▸ **Stated task**
Set down each line of the data below exactly as it stands, dropping the pictures.

▸ **Stored data**
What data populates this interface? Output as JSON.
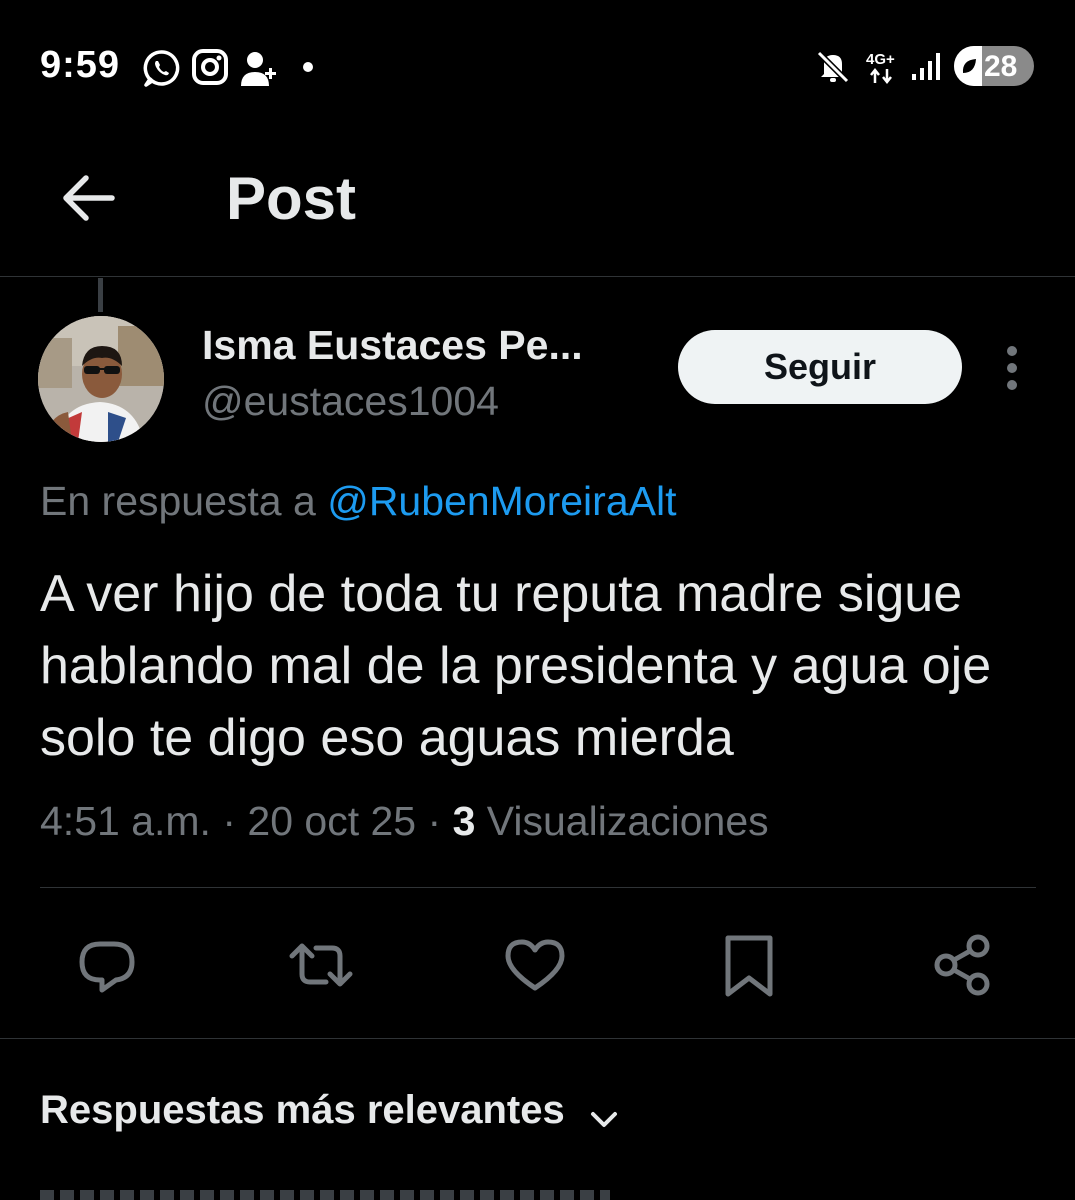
{
  "status_bar": {
    "time": "9:59",
    "network": "4G+",
    "battery_percent": "28",
    "icons": [
      "whatsapp-icon",
      "instagram-icon",
      "add-contact-icon",
      "notification-dot-icon",
      "mute-icon",
      "network-arrows-icon",
      "signal-icon",
      "battery-icon"
    ]
  },
  "header": {
    "title": "Post",
    "back_icon": "arrow-left-icon"
  },
  "post": {
    "author_name": "Isma Eustaces Pe...",
    "author_handle": "@eustaces1004",
    "follow_label": "Seguir",
    "reply_to_prefix": "En respuesta a",
    "reply_to_handle": "@RubenMoreiraAlt",
    "text": "A ver hijo de toda tu reputa madre sigue hablando mal de la presidenta y agua oje solo te digo eso aguas mierda",
    "time": "4:51 a.m.",
    "date": "20 oct 25",
    "separator": "·",
    "views_count": "3",
    "views_label": "Visualizaciones"
  },
  "actions": [
    {
      "icon": "reply-icon"
    },
    {
      "icon": "repost-icon"
    },
    {
      "icon": "like-icon"
    },
    {
      "icon": "bookmark-icon"
    },
    {
      "icon": "share-icon"
    }
  ],
  "replies": {
    "sort_label": "Respuestas más relevantes",
    "sort_icon": "chevron-down-icon"
  },
  "colors": {
    "background": "#000000",
    "text_primary": "#e7e9ea",
    "text_secondary": "#71767b",
    "link": "#1d9bf0",
    "divider": "#2f3336",
    "follow_button_bg": "#eff3f4"
  }
}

▸ **The result**
What data populates this interface? Output as JSON.
{
  "status_bar": {
    "time": "9:59",
    "network": "4G+",
    "battery_percent": "28",
    "icons": [
      "whatsapp-icon",
      "instagram-icon",
      "add-contact-icon",
      "notification-dot-icon",
      "mute-icon",
      "network-arrows-icon",
      "signal-icon",
      "battery-icon"
    ]
  },
  "header": {
    "title": "Post",
    "back_icon": "arrow-left-icon"
  },
  "post": {
    "author_name": "Isma Eustaces Pe...",
    "author_handle": "@eustaces1004",
    "follow_label": "Seguir",
    "reply_to_prefix": "En respuesta a",
    "reply_to_handle": "@RubenMoreiraAlt",
    "text": "A ver hijo de toda tu reputa madre sigue hablando mal de la presidenta y agua oje solo te digo eso aguas mierda",
    "time": "4:51 a.m.",
    "date": "20 oct 25",
    "separator": "·",
    "views_count": "3",
    "views_label": "Visualizaciones"
  },
  "actions": [
    {
      "icon": "reply-icon"
    },
    {
      "icon": "repost-icon"
    },
    {
      "icon": "like-icon"
    },
    {
      "icon": "bookmark-icon"
    },
    {
      "icon": "share-icon"
    }
  ],
  "replies": {
    "sort_label": "Respuestas más relevantes",
    "sort_icon": "chevron-down-icon"
  },
  "colors": {
    "background": "#000000",
    "text_primary": "#e7e9ea",
    "text_secondary": "#71767b",
    "link": "#1d9bf0",
    "divider": "#2f3336",
    "follow_button_bg": "#eff3f4"
  }
}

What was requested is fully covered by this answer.